STATED PROBLEM: Extract the records below word for word and ignore the images.

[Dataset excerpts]
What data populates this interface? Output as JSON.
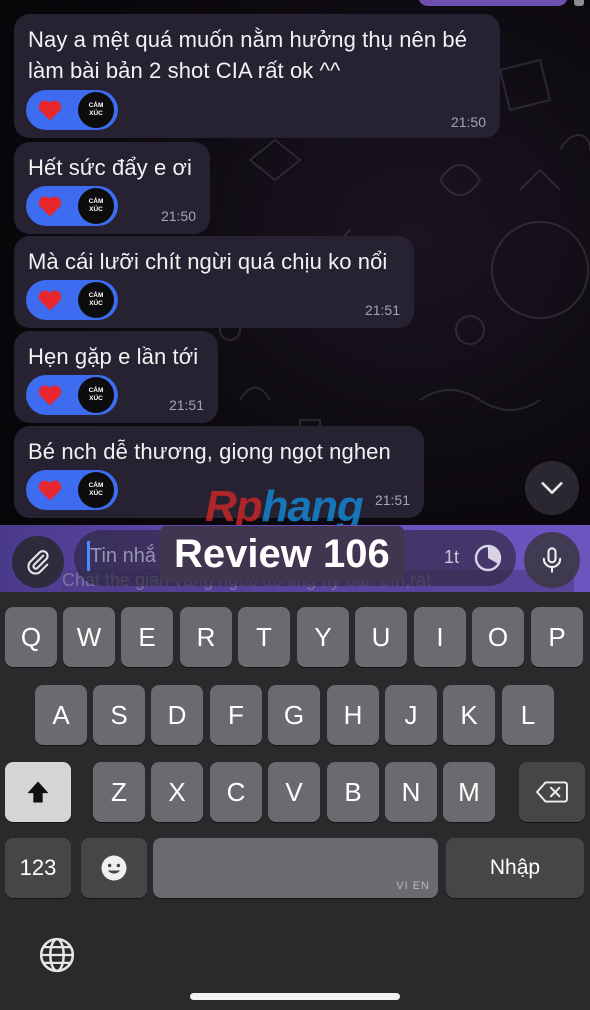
{
  "messages": [
    {
      "text": "Nay a mệt quá muốn nằm hưởng thụ nên bé\nlàm bài bản 2 shot CIA rất ok ^^",
      "time": "21:50",
      "reaction_label": "CẢM\nXÚC"
    },
    {
      "text": "Hết sức đẩy e ơi",
      "time": "21:50",
      "reaction_label": "CẢM\nXÚC"
    },
    {
      "text": "Mà cái lưỡi chít ngừi quá chịu ko nổi",
      "time": "21:51",
      "reaction_label": "CẢM\nXÚC"
    },
    {
      "text": "Hẹn gặp e lần tới",
      "time": "21:51",
      "reaction_label": "CẢM\nXÚC"
    },
    {
      "text": "Bé nch dễ thương, giọng ngọt nghen",
      "time": "21:51",
      "reaction_label": "CẢM\nXÚC"
    }
  ],
  "watermark": {
    "part1": "Rp",
    "part2": "hang"
  },
  "input": {
    "placeholder": "Tin nhắ",
    "overlay_label": "Review 106",
    "timer_label": "1t",
    "ghost_text": "Chat the gian vang ngoc do ting hy ban em,rat"
  },
  "keyboard": {
    "row1": [
      "Q",
      "W",
      "E",
      "R",
      "T",
      "Y",
      "U",
      "I",
      "O",
      "P"
    ],
    "row2": [
      "A",
      "S",
      "D",
      "F",
      "G",
      "H",
      "J",
      "K",
      "L"
    ],
    "row3": [
      "Z",
      "X",
      "C",
      "V",
      "B",
      "N",
      "M"
    ],
    "numbers_label": "123",
    "return_label": "Nhập",
    "space_lang_label": "VI EN"
  },
  "colors": {
    "bubble": "#272231",
    "reaction_pill": "#3d6cf0",
    "input_bar": "#6a4fc0",
    "keyboard_bg": "#2a2a2d"
  },
  "icons": [
    "heart-icon",
    "attach-icon",
    "mic-icon",
    "chevron-down-icon",
    "timer-icon",
    "shift-icon",
    "delete-icon",
    "emoji-icon",
    "globe-icon"
  ]
}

FULL RESPONSE:
What data populates this interface? Output as JSON.
{
  "messages": [
    {
      "text": "Nay a mệt quá muốn nằm hưởng thụ nên bé\nlàm bài bản 2 shot CIA rất ok ^^",
      "time": "21:50",
      "reaction_label": "CẢM\nXÚC"
    },
    {
      "text": "Hết sức đẩy e ơi",
      "time": "21:50",
      "reaction_label": "CẢM\nXÚC"
    },
    {
      "text": "Mà cái lưỡi chít ngừi quá chịu ko nổi",
      "time": "21:51",
      "reaction_label": "CẢM\nXÚC"
    },
    {
      "text": "Hẹn gặp e lần tới",
      "time": "21:51",
      "reaction_label": "CẢM\nXÚC"
    },
    {
      "text": "Bé nch dễ thương, giọng ngọt nghen",
      "time": "21:51",
      "reaction_label": "CẢM\nXÚC"
    }
  ],
  "watermark": {
    "part1": "Rp",
    "part2": "hang"
  },
  "input": {
    "placeholder": "Tin nhắ",
    "overlay_label": "Review 106",
    "timer_label": "1t",
    "ghost_text": "Chat the gian vang ngoc do ting hy ban em,rat"
  },
  "keyboard": {
    "row1": [
      "Q",
      "W",
      "E",
      "R",
      "T",
      "Y",
      "U",
      "I",
      "O",
      "P"
    ],
    "row2": [
      "A",
      "S",
      "D",
      "F",
      "G",
      "H",
      "J",
      "K",
      "L"
    ],
    "row3": [
      "Z",
      "X",
      "C",
      "V",
      "B",
      "N",
      "M"
    ],
    "numbers_label": "123",
    "return_label": "Nhập",
    "space_lang_label": "VI EN"
  },
  "colors": {
    "bubble": "#272231",
    "reaction_pill": "#3d6cf0",
    "input_bar": "#6a4fc0",
    "keyboard_bg": "#2a2a2d"
  },
  "icons": [
    "heart-icon",
    "attach-icon",
    "mic-icon",
    "chevron-down-icon",
    "timer-icon",
    "shift-icon",
    "delete-icon",
    "emoji-icon",
    "globe-icon"
  ]
}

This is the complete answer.